> _DATA PROVIDED_

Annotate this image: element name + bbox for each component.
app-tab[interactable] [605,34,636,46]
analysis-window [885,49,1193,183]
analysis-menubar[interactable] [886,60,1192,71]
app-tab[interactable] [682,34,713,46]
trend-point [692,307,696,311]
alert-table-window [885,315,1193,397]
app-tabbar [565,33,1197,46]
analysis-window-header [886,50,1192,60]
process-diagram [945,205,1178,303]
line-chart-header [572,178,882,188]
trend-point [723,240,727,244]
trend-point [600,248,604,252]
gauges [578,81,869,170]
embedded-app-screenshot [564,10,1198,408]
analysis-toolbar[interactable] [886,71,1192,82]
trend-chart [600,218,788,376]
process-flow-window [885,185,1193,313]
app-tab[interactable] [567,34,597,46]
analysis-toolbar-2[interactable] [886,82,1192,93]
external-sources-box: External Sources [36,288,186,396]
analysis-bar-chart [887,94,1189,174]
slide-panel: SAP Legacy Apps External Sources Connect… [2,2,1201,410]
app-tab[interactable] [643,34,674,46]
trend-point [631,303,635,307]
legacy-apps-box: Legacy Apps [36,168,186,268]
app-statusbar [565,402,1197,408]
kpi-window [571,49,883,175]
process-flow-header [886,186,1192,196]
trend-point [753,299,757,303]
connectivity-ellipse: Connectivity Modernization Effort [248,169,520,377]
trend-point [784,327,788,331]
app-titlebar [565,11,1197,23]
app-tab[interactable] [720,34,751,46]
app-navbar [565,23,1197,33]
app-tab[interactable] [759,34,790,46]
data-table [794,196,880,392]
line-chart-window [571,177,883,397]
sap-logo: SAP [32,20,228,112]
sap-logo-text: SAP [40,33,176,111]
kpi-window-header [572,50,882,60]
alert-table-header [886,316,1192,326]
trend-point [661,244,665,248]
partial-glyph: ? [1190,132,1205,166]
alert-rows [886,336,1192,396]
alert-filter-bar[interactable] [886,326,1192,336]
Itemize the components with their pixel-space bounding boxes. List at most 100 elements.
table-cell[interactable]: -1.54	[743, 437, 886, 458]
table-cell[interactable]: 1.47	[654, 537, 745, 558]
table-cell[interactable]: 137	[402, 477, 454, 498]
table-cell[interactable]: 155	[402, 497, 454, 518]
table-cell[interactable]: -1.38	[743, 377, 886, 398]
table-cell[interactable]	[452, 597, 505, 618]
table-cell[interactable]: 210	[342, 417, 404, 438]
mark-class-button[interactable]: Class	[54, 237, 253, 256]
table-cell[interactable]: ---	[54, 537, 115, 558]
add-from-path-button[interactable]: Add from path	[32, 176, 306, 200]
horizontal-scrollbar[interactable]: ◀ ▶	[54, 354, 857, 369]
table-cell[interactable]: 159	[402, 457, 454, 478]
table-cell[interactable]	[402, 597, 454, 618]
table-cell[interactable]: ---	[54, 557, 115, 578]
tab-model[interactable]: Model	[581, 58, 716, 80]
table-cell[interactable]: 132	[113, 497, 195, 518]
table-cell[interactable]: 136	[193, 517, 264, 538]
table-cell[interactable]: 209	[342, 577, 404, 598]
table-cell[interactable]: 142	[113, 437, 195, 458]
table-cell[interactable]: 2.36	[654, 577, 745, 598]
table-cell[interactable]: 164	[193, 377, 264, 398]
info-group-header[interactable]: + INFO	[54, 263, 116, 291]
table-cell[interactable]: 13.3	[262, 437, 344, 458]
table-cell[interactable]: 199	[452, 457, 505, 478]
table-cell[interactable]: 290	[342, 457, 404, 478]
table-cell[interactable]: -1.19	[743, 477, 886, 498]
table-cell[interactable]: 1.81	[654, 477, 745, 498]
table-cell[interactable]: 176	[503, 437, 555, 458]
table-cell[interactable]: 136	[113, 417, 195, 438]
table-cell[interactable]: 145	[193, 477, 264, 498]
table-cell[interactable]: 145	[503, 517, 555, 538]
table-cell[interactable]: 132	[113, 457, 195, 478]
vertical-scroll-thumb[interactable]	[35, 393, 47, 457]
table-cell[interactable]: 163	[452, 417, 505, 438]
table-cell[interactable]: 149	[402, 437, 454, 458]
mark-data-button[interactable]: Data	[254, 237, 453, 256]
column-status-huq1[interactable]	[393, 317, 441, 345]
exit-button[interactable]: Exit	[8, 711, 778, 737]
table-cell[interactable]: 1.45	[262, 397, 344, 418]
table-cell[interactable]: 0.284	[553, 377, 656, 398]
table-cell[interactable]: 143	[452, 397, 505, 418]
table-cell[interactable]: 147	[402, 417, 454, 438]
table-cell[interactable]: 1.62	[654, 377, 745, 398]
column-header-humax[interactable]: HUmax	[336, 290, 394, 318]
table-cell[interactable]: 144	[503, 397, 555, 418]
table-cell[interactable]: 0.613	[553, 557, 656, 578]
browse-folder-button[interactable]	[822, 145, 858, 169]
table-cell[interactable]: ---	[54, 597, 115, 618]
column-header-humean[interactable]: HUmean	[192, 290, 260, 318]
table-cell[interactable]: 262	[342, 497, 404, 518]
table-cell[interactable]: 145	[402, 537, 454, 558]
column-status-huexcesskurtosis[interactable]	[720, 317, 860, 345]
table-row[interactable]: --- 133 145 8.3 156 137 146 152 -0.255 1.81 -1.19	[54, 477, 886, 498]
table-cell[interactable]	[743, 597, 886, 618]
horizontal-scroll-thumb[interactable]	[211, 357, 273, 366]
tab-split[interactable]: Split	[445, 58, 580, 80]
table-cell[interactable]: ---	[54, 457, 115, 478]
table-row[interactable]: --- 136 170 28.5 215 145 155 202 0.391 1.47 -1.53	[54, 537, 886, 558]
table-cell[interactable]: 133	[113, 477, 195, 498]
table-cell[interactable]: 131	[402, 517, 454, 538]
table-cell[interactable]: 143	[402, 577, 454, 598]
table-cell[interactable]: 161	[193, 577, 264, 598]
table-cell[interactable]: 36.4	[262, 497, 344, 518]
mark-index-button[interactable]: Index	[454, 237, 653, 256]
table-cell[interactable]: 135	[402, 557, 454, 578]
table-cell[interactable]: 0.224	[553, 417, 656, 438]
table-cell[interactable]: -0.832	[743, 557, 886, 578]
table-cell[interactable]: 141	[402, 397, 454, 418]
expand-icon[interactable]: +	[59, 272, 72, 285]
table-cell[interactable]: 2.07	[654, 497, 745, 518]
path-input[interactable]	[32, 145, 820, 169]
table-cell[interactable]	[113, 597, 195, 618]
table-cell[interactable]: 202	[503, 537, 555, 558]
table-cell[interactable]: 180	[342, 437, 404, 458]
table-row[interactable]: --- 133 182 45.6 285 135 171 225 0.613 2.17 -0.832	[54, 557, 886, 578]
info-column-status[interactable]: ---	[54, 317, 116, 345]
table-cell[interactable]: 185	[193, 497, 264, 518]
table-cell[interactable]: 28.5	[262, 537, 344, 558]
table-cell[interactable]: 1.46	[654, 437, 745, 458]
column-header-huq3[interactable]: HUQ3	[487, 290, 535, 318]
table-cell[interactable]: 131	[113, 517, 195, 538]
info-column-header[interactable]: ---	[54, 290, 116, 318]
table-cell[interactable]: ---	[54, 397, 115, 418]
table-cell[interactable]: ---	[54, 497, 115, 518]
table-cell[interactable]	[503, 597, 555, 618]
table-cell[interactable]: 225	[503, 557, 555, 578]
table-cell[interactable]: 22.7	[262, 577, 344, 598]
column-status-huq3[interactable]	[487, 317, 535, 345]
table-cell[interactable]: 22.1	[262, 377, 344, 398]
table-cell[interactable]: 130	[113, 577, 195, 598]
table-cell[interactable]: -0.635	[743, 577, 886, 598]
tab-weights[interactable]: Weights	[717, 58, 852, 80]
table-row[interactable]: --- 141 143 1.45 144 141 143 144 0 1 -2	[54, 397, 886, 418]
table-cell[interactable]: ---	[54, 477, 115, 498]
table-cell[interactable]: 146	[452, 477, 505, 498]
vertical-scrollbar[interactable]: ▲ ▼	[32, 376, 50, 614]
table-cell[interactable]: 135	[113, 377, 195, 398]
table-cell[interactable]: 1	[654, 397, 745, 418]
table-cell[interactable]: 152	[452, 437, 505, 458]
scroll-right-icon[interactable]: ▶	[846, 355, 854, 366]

> _GIVEN EXERCISE_
Copy the data exactly, from the first line through the line that contains "embedded-app-screenshot [564,10,1198,408]".

> _OUTPUT OF THE TASK_
Annotate this image: element name + bbox for each component.
app-tab[interactable] [605,34,636,46]
analysis-window [885,49,1193,183]
analysis-menubar[interactable] [886,60,1192,71]
app-tab[interactable] [682,34,713,46]
trend-point [692,307,696,311]
alert-table-window [885,315,1193,397]
app-tabbar [565,33,1197,46]
analysis-window-header [886,50,1192,60]
process-diagram [945,205,1178,303]
line-chart-header [572,178,882,188]
trend-point [723,240,727,244]
trend-point [600,248,604,252]
gauges [578,81,869,170]
embedded-app-screenshot [564,10,1198,408]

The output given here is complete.